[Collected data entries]
━━━━━━

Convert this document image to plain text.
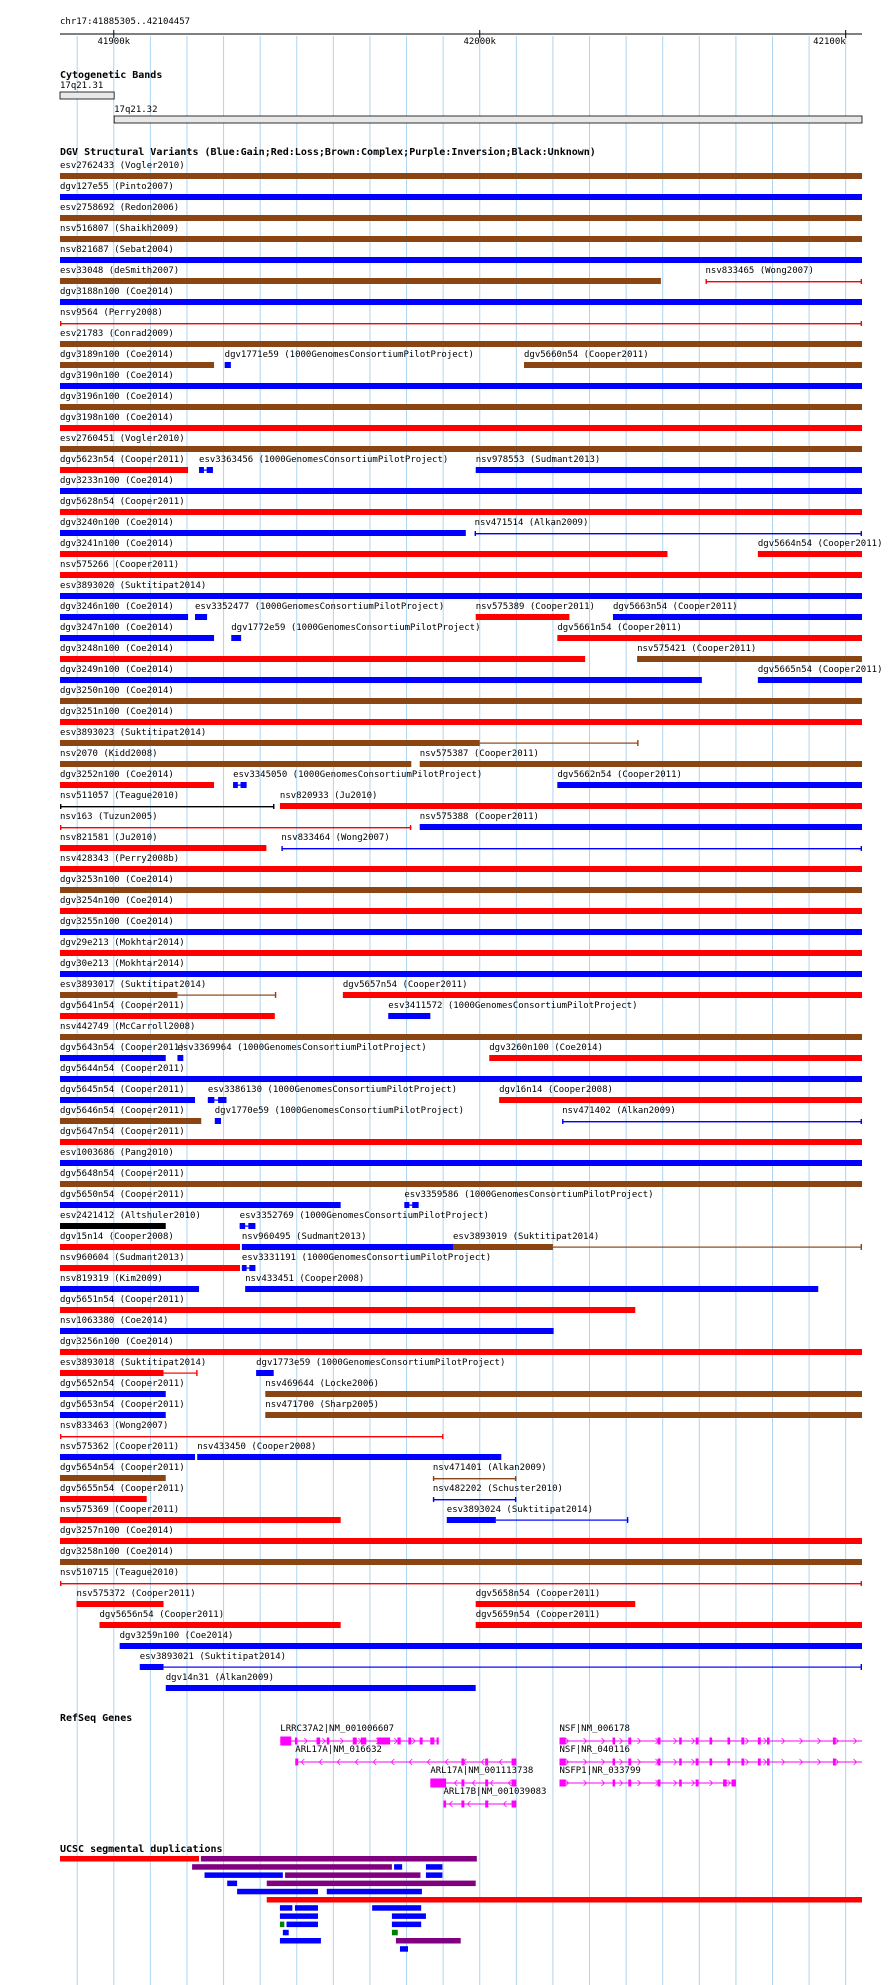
chr17:41885305..42104457
41900k	42000k	42100k
Cytogenetic Bands
17q21.31
17q21.32
DGV Structural Variants (Blue:Gain;Red:Loss;Brown:Complex;Purple:Inversion;Black:Unknown)
esv2762433 (Vogler2010)
dgv127e55 (Pinto2007)
esv2758692 (Redon2006)
nsv516807 (Shaikh2009)
nsv821687 (Sebat2004)
esv33048 (deSmith2007)	nsv833465 (Wong2007)
dgv3188n100 (Coe2014)
nsv9564 (Perry2008)
esv21783 (Conrad2009)
dgv3189n100 (Coe2014)	dgv1771e59 (1000GenomesConsortiumPilotProject)	dgv5660n54 (Cooper2011)
dgv3190n100 (Coe2014)
dgv3196n100 (Coe2014)
dgv3198n100 (Coe2014)
esv2760451 (Vogler2010)
dgv5623n54 (Cooper2011) esv3363456 (1000GenomesConsortiumPilotProject)	nsv978553 (Sudmant2013)
dgv3233n100 (Coe2014)
dgv5628n54 (Cooper2011)
dgv3240n100 (Coe2014)	nsv471514 (Alkan2009)
dgv3241n100 (Coe2014)	dgv5664n54 (Cooper2011)
nsv575266 (Cooper2011)
esv3893020 (Suktitipat2014)
dgv3246n100 (Coe2014) esv3352477 (1000GenomesConsortiumPilotProject)	nsv575389 (Cooper2011) dgv5663n54 (Cooper2011)
dgv3247n100 (Coe2014)	dgv1772e59 (1000GenomesConsortiumPilotProject)	dgv5661n54 (Cooper2011)
dgv3248n100 (Coe2014)	nsv575421 (Cooper2011)
dgv3249n100 (Coe2014)	dgv5665n54 (Cooper2011)
dgv3250n100 (Coe2014)
dgv3251n100 (Coe2014)
esv3893023 (Suktitipat2014)
nsv2070 (Kidd2008)	nsv575387 (Cooper2011)
dgv3252n100 (Coe2014)	esv3345050 (1000GenomesConsortiumPilotProject)	dgv5662n54 (Cooper2011)
nsv511057 (Teague2010)	nsv820933 (Ju2010)
nsv163 (Tuzun2005)	nsv575388 (Cooper2011)
nsv821581 (Ju2010)	nsv833464 (Wong2007)
nsv428343 (Perry2008b)
dgv3253n100 (Coe2014)
dgv3254n100 (Coe2014)
dgv3255n100 (Coe2014)
dgv29e213 (Mokhtar2014)
dgv30e213 (Mokhtar2014)
esv3893017 (Suktitipat2014)	dgv5657n54 (Cooper2011)
dgv5641n54 (Cooper2011)	esv3411572 (1000GenomesConsortiumPilotProject)
nsv442749 (McCarroll2008)
dgv5643n54 (Cooper2011)
esv3369964 (1000GenomesConsortiumPilotProject)	dgv3260n100 (Coe2014)
dgv5644n54 (Cooper2011)
dgv5645n54 (Cooper2011)	esv3386130 (1000GenomesConsortiumPilotProject)	dgv16n14 (Cooper2008)
dgv5646n54 (Cooper2011)	dgv1770e59 (1000GenomesConsortiumPilotProject)	nsv471402 (Alkan2009)
dgv5647n54 (Cooper2011)
esv1003686 (Pang2010)
dgv5648n54 (Cooper2011)
dgv5650n54 (Cooper2011)	esv3359586 (1000GenomesConsortiumPilotProject)
esv2421412 (Altshuler2010)	esv3352769 (1000GenomesConsortiumPilotProject)
dgv15n14 (Cooper2008)	nsv960495 (Sudmant2013)	esv3893019 (Suktitipat2014)
nsv960604 (Sudmant2013)	esv3331191 (1000GenomesConsortiumPilotProject)
nsv819319 (Kim2009)	nsv433451 (Cooper2008)
dgv5651n54 (Cooper2011)
nsv1063380 (Coe2014)
dgv3256n100 (Coe2014)
esv3893018 (Suktitipat2014)	dgv1773e59 (1000GenomesConsortiumPilotProject)
dgv5652n54 (Cooper2011)	nsv469644 (Locke2006)
dgv5653n54 (Cooper2011)	nsv471700 (Sharp2005)
nsv833463 (Wong2007)
nsv575362 (Cooper2011) nsv433450 (Cooper2008)
dgv5654n54 (Cooper2011)	nsv471401 (Alkan2009)
dgv5655n54 (Cooper2011)	nsv482202 (Schuster2010)
nsv575369 (Cooper2011)	esv3893024 (Suktitipat2014)
dgv3257n100 (Coe2014)
dgv3258n100 (Coe2014)
nsv510715 (Teague2010)
nsv575372 (Cooper2011)	dgv5658n54 (Cooper2011)
dgv5656n54 (Cooper2011)	dgv5659n54 (Cooper2011)
dgv3259n100 (Coe2014)
esv3893021 (Suktitipat2014)
dgv14n31 (Alkan2009)
RefSeq Genes
LRRC37A2|NM_001006607	NSF|NM_006178
ARL17A|NM_016632	NSF|NR_040116
ARL17A|NM_001113738	NSFP1|NR_033799
ARL17B|NM_001039083
UCSC segmental duplications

━━━━━━

**Task prompt:** Restate every line of the data above word for word, with the images removed.

**Written answer:**
Convert this document image to plain text.
chr17:41885305..42104457
41900k	42000k	42100k
Cytogenetic Bands
17q21.31
17q21.32
DGV Structural Variants (Blue:Gain;Red:Loss;Brown:Complex;Purple:Inversion;Black:Unknown)
esv2762433 (Vogler2010)
dgv127e55 (Pinto2007)
esv2758692 (Redon2006)
nsv516807 (Shaikh2009)
nsv821687 (Sebat2004)
esv33048 (deSmith2007)	nsv833465 (Wong2007)
dgv3188n100 (Coe2014)
nsv9564 (Perry2008)
esv21783 (Conrad2009)
dgv3189n100 (Coe2014)	dgv1771e59 (1000GenomesConsortiumPilotProject)	dgv5660n54 (Cooper2011)
dgv3190n100 (Coe2014)
dgv3196n100 (Coe2014)
dgv3198n100 (Coe2014)
esv2760451 (Vogler2010)
dgv5623n54 (Cooper2011) esv3363456 (1000GenomesConsortiumPilotProject)	nsv978553 (Sudmant2013)
dgv3233n100 (Coe2014)
dgv5628n54 (Cooper2011)
dgv3240n100 (Coe2014)	nsv471514 (Alkan2009)
dgv3241n100 (Coe2014)	dgv5664n54 (Cooper2011)
nsv575266 (Cooper2011)
esv3893020 (Suktitipat2014)
dgv3246n100 (Coe2014) esv3352477 (1000GenomesConsortiumPilotProject)	nsv575389 (Cooper2011) dgv5663n54 (Cooper2011)
dgv3247n100 (Coe2014)	dgv1772e59 (1000GenomesConsortiumPilotProject)	dgv5661n54 (Cooper2011)
dgv3248n100 (Coe2014)	nsv575421 (Cooper2011)
dgv3249n100 (Coe2014)	dgv5665n54 (Cooper2011)
dgv3250n100 (Coe2014)
dgv3251n100 (Coe2014)
esv3893023 (Suktitipat2014)
nsv2070 (Kidd2008)	nsv575387 (Cooper2011)
dgv3252n100 (Coe2014)	esv3345050 (1000GenomesConsortiumPilotProject)	dgv5662n54 (Cooper2011)
nsv511057 (Teague2010)	nsv820933 (Ju2010)
nsv163 (Tuzun2005)	nsv575388 (Cooper2011)
nsv821581 (Ju2010)	nsv833464 (Wong2007)
nsv428343 (Perry2008b)
dgv3253n100 (Coe2014)
dgv3254n100 (Coe2014)
dgv3255n100 (Coe2014)
dgv29e213 (Mokhtar2014)
dgv30e213 (Mokhtar2014)
esv3893017 (Suktitipat2014)	dgv5657n54 (Cooper2011)
dgv5641n54 (Cooper2011)	esv3411572 (1000GenomesConsortiumPilotProject)
nsv442749 (McCarroll2008)
dgv5643n54 (Cooper2011)
esv3369964 (1000GenomesConsortiumPilotProject)	dgv3260n100 (Coe2014)
dgv5644n54 (Cooper2011)
dgv5645n54 (Cooper2011)	esv3386130 (1000GenomesConsortiumPilotProject)	dgv16n14 (Cooper2008)
dgv5646n54 (Cooper2011)	dgv1770e59 (1000GenomesConsortiumPilotProject)	nsv471402 (Alkan2009)
dgv5647n54 (Cooper2011)
esv1003686 (Pang2010)
dgv5648n54 (Cooper2011)
dgv5650n54 (Cooper2011)	esv3359586 (1000GenomesConsortiumPilotProject)
esv2421412 (Altshuler2010)	esv3352769 (1000GenomesConsortiumPilotProject)
dgv15n14 (Cooper2008)	nsv960495 (Sudmant2013)	esv3893019 (Suktitipat2014)
nsv960604 (Sudmant2013)	esv3331191 (1000GenomesConsortiumPilotProject)
nsv819319 (Kim2009)	nsv433451 (Cooper2008)
dgv5651n54 (Cooper2011)
nsv1063380 (Coe2014)
dgv3256n100 (Coe2014)
esv3893018 (Suktitipat2014)	dgv1773e59 (1000GenomesConsortiumPilotProject)
dgv5652n54 (Cooper2011)	nsv469644 (Locke2006)
dgv5653n54 (Cooper2011)	nsv471700 (Sharp2005)
nsv833463 (Wong2007)
nsv575362 (Cooper2011) nsv433450 (Cooper2008)
dgv5654n54 (Cooper2011)	nsv471401 (Alkan2009)
dgv5655n54 (Cooper2011)	nsv482202 (Schuster2010)
nsv575369 (Cooper2011)	esv3893024 (Suktitipat2014)
dgv3257n100 (Coe2014)
dgv3258n100 (Coe2014)
nsv510715 (Teague2010)
nsv575372 (Cooper2011)	dgv5658n54 (Cooper2011)
dgv5656n54 (Cooper2011)	dgv5659n54 (Cooper2011)
dgv3259n100 (Coe2014)
esv3893021 (Suktitipat2014)
dgv14n31 (Alkan2009)
RefSeq Genes
LRRC37A2|NM_001006607	NSF|NM_006178
ARL17A|NM_016632	NSF|NR_040116
ARL17A|NM_001113738	NSFP1|NR_033799
ARL17B|NM_001039083
UCSC segmental duplications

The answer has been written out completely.